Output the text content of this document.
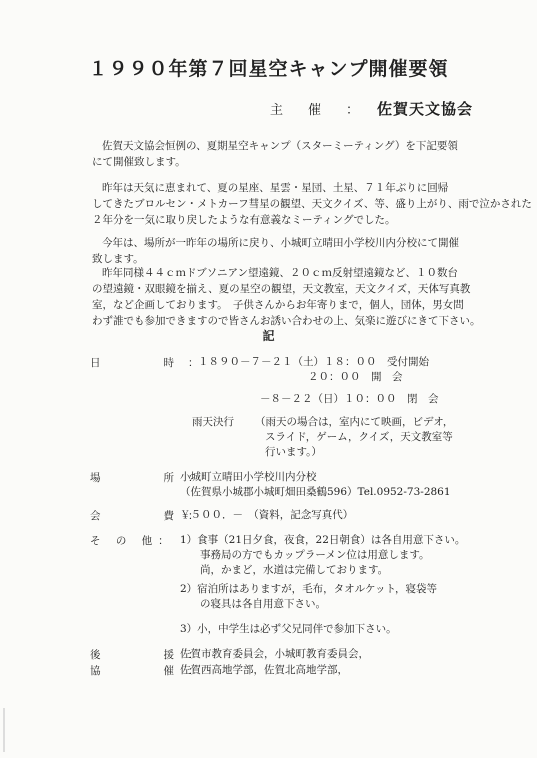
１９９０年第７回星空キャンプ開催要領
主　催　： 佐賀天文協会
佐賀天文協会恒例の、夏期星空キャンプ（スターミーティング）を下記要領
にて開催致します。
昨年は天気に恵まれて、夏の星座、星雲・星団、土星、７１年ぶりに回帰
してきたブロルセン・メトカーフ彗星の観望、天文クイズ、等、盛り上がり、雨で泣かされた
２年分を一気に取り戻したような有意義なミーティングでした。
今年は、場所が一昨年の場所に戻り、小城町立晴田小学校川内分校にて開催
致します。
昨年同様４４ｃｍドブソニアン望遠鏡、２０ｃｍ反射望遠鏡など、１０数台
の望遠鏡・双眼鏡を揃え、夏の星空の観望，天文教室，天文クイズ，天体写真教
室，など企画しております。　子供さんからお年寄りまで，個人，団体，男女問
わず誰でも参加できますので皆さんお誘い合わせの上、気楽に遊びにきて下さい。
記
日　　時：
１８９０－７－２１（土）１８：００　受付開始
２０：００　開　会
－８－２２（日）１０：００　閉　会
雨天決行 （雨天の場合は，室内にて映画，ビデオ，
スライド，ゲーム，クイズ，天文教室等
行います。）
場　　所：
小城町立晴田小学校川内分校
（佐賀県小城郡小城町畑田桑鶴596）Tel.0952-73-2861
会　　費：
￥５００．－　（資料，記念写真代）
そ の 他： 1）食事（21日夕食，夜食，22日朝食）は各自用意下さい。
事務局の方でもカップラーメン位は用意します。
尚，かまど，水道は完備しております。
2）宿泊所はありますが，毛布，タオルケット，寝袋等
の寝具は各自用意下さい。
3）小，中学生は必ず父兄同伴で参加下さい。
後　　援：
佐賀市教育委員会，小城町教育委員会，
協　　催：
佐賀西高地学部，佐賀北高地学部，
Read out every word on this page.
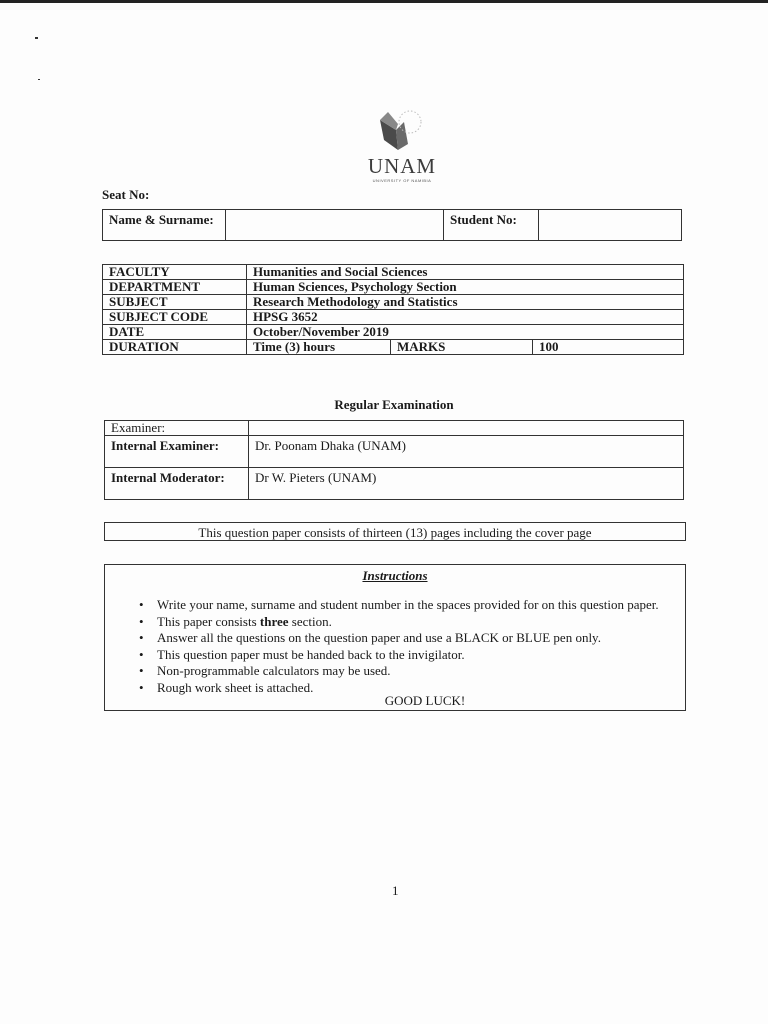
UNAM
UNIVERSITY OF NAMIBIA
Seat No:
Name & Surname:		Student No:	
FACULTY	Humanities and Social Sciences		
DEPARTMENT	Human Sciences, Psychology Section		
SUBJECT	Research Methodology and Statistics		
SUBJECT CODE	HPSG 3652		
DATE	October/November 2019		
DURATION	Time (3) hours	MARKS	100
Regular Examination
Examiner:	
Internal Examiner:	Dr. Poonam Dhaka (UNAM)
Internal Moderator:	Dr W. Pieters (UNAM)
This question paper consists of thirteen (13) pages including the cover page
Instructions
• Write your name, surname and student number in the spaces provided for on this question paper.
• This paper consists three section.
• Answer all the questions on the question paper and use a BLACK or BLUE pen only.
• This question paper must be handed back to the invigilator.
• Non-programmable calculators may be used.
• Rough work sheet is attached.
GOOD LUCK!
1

###

Where a line contains "consists", copy that line.

Exercise response:
This question paper consists of thirteen (13) pages including the cover page
• This paper consists three section.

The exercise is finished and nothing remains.